◆ Data provided
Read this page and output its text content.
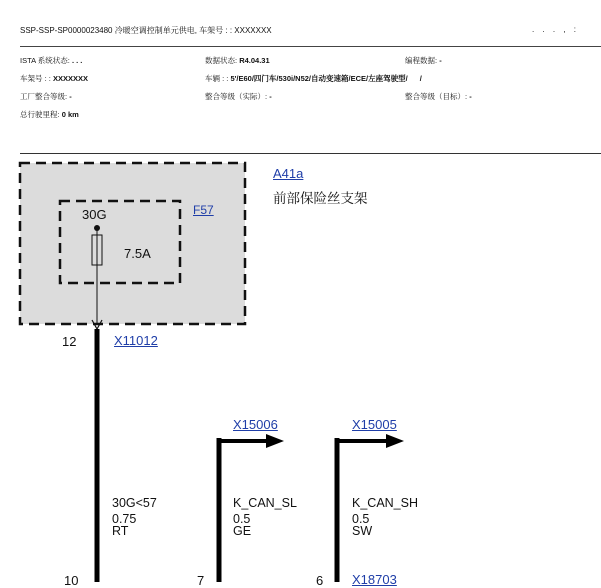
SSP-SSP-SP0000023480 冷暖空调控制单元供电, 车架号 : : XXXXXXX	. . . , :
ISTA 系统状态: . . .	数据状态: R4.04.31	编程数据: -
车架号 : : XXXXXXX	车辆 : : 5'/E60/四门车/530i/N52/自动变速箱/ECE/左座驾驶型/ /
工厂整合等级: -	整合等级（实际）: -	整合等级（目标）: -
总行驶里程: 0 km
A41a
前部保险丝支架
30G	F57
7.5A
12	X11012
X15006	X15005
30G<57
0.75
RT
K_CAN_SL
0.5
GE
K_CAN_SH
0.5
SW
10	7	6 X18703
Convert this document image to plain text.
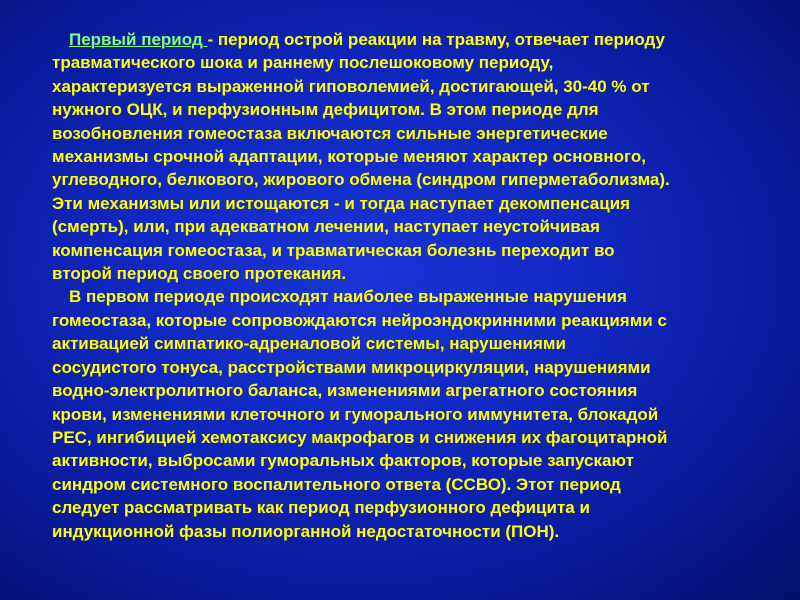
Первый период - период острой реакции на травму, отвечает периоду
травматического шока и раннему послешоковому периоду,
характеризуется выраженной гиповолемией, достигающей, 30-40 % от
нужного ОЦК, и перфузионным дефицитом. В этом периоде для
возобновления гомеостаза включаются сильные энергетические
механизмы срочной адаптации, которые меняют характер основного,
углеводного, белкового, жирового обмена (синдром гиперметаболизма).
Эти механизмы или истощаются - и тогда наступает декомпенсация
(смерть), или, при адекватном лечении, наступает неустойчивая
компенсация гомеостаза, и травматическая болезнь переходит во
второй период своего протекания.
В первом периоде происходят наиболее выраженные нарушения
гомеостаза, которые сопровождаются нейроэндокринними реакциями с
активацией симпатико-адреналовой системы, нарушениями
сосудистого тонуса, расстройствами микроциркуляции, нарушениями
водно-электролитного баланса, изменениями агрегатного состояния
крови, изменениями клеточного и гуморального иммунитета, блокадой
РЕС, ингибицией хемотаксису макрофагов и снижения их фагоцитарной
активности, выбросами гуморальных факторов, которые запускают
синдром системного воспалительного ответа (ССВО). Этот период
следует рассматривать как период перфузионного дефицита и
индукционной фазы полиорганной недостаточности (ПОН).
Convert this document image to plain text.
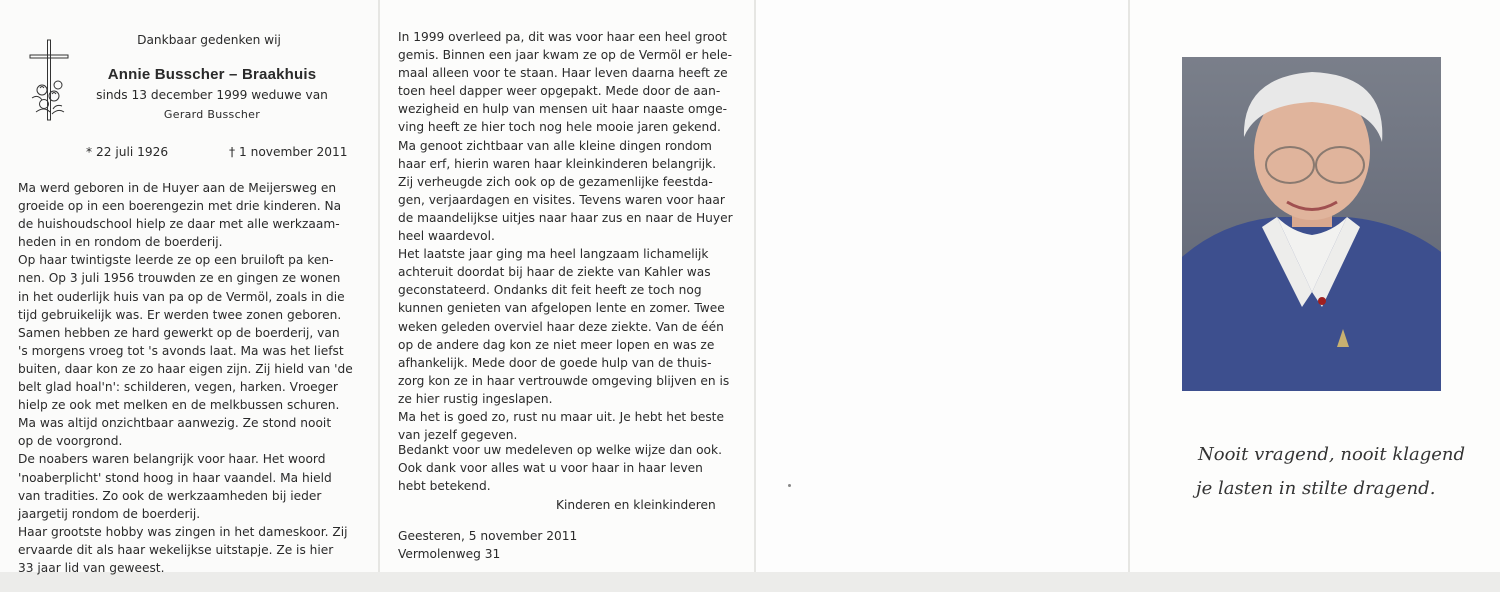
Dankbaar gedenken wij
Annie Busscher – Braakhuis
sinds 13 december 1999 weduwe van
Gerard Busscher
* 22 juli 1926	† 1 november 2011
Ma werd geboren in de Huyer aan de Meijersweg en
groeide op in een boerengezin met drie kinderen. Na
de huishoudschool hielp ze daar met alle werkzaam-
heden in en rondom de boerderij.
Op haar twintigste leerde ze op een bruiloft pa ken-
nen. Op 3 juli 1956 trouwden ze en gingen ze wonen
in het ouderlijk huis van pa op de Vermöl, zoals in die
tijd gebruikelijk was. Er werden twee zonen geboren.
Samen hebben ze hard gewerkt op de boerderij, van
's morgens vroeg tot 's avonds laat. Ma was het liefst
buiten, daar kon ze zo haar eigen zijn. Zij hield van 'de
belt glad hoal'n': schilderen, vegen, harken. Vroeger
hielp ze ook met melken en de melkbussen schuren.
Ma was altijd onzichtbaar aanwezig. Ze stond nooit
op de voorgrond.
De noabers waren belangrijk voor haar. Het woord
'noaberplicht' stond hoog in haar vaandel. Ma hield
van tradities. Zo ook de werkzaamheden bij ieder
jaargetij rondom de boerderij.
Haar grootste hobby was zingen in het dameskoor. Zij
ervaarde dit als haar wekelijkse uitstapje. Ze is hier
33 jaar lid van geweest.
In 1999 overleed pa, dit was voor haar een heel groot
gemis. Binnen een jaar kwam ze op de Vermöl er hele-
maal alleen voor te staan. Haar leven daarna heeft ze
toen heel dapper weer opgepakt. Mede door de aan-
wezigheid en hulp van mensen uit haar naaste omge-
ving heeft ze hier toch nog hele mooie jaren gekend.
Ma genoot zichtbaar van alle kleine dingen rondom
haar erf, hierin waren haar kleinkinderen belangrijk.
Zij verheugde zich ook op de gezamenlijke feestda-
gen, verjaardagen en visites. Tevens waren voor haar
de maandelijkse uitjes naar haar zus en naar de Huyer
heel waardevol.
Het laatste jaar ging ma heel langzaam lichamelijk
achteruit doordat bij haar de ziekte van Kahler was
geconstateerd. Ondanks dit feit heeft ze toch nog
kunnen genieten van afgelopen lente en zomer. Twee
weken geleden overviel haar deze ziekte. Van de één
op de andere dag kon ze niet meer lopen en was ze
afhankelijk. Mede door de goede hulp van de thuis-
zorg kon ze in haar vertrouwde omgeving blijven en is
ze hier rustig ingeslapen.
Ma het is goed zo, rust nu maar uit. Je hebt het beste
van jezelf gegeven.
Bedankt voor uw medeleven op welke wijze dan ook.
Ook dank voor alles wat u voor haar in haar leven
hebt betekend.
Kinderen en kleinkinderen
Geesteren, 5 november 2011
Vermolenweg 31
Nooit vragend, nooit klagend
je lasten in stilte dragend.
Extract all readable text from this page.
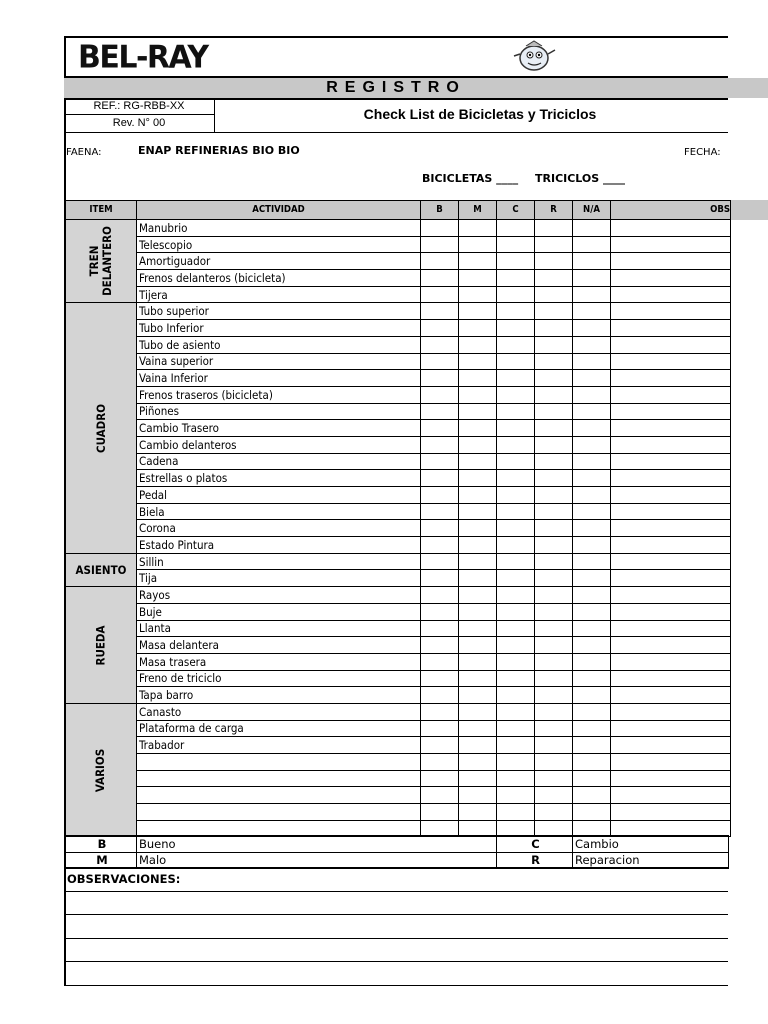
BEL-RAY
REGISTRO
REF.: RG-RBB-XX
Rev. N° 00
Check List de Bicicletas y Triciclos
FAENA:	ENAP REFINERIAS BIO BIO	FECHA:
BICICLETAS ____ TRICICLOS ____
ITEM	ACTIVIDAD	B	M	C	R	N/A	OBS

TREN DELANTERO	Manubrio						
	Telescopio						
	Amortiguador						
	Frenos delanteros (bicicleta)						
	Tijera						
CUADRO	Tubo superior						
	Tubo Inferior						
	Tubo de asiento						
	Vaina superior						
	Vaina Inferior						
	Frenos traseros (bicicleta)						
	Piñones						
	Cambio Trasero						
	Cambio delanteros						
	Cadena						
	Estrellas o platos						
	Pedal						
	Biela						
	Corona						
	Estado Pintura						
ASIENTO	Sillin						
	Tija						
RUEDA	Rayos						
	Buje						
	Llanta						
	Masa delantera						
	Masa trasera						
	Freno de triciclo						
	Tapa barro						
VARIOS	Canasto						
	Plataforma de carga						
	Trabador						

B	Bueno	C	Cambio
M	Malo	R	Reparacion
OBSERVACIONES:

◆ What needs to be done
Among the lines of the records above, count those holding the string "hebt", and report only the number.

◆ Task answer
2